# Arnold Schwarzenegger - Howard Stern Interview



## Arnold (May 14, 2011)

*Arnold Schwarzenegger - Howard Stern Interview*






YouTube Video


----------



## Arnold (May 14, 2011)

has anyone listened to this yet?


----------



## Bigbully100678 (May 14, 2011)

Just did..Holy shit!!

He analogises his divorce to he-man (himself) defeating skeletor (schriver)

He also says, 7 time mr. Olympia, 30 year movie star, 2 time governor of california, but nothing compares to dumping that "dead weight"


----------



## Arnold (May 14, 2011)

he was definitely drunk, it was very obvious at the end, Howard thought Arnold hung up and he was still on the line listening!


----------



## Bigbully100678 (May 14, 2011)

Yeah, and he wanted to recap woth him to make sure he didn't leave out any of the good stuff!!! Ha ha


----------



## Doublebase (May 14, 2011)

Lol!  I love when people fall for this stuff.  This is an arnold impersonator that Howard has on regularly.  He has become famous for his voice.  I believe he was on david letterman.  Howard also has a david letterman impersonator.


----------



## Curt James (May 14, 2011)

^^^^ *Edit:* Ah, that was my hope.

Checked Snopes but nothing is up yet.

That is a *great *impression, however there is _no effing way_ that's actually Schwarzenegger. I mean did you HEAR the things he said? lol 

No. I'll need more verification than "But it's a YouTube video."


----------



## fletcher6490 (May 14, 2011)

Hahaha, that's too funny.  My helper and I were listening the other morning in my truck and he was like holy shit, I can't believe Arnold is saying all of this.  I started laughing my ass off and told him he was an impersonator.  He does do a spot on Arnold doesn't he.  You guys should hear evil Dave Letterman, he's the best.  Absolutely spot on impression


----------



## fletcher6490 (May 14, 2011)

YouTube - Howard Stern Evil David Letterman adopt black child.


----------



## Aaron Singerman (May 17, 2011)

Come on, Prince!!! This isn't real!!! Lol...


----------



## Arnold (May 17, 2011)

Aaron Singerman said:


> Come on, Prince!!! This isn't real!!! Lol...



you sure?
http://www.ironmagazineforums.com/b...schwarzenegger-fathered-out-wedlock-baby.html


----------



## Curt James (May 17, 2011)

^ The Stern "interview" doesn't agree with Arnold's respectful and apologetic tone in the bastard child article. I'm 99% certain the Stern deal is entertainment and not fact.

If it is an Arnold impersonator then he's the absolute best I've ever heard.

Do I believe that's what Arnold actually _thinks?_ Stern's writers might have Arnie pegged!

Regardless, Schwarzenegger is the original Alpha Male.


----------



## Bigbully100678 (May 17, 2011)

Prince said:


> you sure?

## PROVIDED RECORDS:
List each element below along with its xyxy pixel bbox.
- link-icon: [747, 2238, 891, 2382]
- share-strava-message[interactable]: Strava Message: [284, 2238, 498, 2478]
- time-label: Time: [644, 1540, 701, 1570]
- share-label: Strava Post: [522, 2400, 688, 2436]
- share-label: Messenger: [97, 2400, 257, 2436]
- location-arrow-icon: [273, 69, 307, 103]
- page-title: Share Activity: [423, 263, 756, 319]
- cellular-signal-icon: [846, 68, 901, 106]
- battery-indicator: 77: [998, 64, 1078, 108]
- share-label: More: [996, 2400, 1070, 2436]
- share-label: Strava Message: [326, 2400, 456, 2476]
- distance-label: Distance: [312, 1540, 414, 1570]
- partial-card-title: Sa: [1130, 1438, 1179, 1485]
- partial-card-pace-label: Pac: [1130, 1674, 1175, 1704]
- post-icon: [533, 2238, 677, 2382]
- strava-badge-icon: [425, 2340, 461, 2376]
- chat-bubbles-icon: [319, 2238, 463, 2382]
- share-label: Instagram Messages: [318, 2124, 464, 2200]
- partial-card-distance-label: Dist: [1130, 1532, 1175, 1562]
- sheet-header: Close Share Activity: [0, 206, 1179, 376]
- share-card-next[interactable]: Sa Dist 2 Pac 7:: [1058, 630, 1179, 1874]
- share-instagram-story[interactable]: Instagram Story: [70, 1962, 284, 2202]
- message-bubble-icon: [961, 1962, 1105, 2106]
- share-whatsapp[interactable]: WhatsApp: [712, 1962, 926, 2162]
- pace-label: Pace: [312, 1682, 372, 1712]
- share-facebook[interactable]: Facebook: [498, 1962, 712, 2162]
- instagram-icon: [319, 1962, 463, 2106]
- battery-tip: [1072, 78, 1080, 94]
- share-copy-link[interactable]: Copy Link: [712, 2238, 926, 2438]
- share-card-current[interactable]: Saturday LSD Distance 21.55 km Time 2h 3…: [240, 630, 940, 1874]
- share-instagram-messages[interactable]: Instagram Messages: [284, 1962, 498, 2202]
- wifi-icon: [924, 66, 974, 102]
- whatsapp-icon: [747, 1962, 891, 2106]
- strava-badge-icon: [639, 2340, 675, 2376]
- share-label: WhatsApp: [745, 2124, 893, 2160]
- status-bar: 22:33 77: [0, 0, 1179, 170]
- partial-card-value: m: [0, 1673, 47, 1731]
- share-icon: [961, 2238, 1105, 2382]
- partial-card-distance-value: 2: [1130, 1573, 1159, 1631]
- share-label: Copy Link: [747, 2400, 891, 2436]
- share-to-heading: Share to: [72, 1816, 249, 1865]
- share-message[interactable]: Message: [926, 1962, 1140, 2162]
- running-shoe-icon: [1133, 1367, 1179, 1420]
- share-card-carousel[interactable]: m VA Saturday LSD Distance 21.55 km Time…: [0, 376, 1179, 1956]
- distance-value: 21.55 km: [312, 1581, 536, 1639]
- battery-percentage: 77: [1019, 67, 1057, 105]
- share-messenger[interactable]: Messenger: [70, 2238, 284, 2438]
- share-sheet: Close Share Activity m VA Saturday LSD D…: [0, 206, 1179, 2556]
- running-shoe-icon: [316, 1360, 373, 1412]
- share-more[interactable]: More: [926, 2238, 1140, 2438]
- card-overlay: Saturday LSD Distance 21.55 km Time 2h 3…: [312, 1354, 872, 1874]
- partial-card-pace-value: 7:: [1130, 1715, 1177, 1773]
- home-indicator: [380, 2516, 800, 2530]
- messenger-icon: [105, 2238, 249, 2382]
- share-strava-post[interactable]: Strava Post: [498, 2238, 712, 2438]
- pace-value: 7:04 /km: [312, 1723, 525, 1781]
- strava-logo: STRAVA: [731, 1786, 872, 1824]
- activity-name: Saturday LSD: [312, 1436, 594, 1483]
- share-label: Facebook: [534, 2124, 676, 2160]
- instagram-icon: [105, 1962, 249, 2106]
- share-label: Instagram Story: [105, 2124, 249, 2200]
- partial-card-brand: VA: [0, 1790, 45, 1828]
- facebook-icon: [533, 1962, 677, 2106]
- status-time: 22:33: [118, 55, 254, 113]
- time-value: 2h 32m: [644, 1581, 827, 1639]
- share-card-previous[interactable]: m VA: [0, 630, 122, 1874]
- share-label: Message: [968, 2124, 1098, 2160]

## GIVEN REQUEST A:
Copy the entries word for word, from their first line through the line containing "- page-title: Share".
## GIVEN REQUEST B:
Continue the forum thread about the Howard Stern interview from its final post.
The entries are unrelated to the forum thread about the Howard Stern interview.

## EXPECTED ANSWER A:
List each element below along with its xyxy pixel bbox.
- link-icon: [747, 2238, 891, 2382]
- share-strava-message[interactable]: Strava Message: [284, 2238, 498, 2478]
- time-label: Time: [644, 1540, 701, 1570]
- share-label: Strava Post: [522, 2400, 688, 2436]
- share-label: Messenger: [97, 2400, 257, 2436]
- location-arrow-icon: [273, 69, 307, 103]
- page-title: Share Activity: [423, 263, 756, 319]

## EXPECTED ANSWER B:
> http://www.ironmagazineforums.com/b...schwarzenegger-fathered-out-wedlock-baby.html



This is either Arnold, or he's the best fucking voice impersonator on the planet.


----------



## Curt James (May 17, 2011)

^ The guy does a great job. Using all the familiar Ahnuld words and catchphrases like...


 Fantastic!
 And all dat
 Keeliforneeyah
_Exactly_
 Girly man
 You kidding me?
 Totally!
But the content? Again, no way that's the real Arnold Schwarzenegger.


----------



## Doublebase (May 17, 2011)

Here he is:

Josh Robert Thompson - Wikipedia, the free encyclopedia


----------



## Curt James (May 17, 2011)

Doublebase said:


> Here he is:
> 
> Josh Robert Thompson - Wikipedia, the free encyclopedia



Thank you! I was going nuts wondering if Arnold had actually gone *insane.*






YouTube Video
















YouTube Video


----------



## Arnold (May 17, 2011)

he does not sound the same.


----------



## GearsMcGilf (May 17, 2011)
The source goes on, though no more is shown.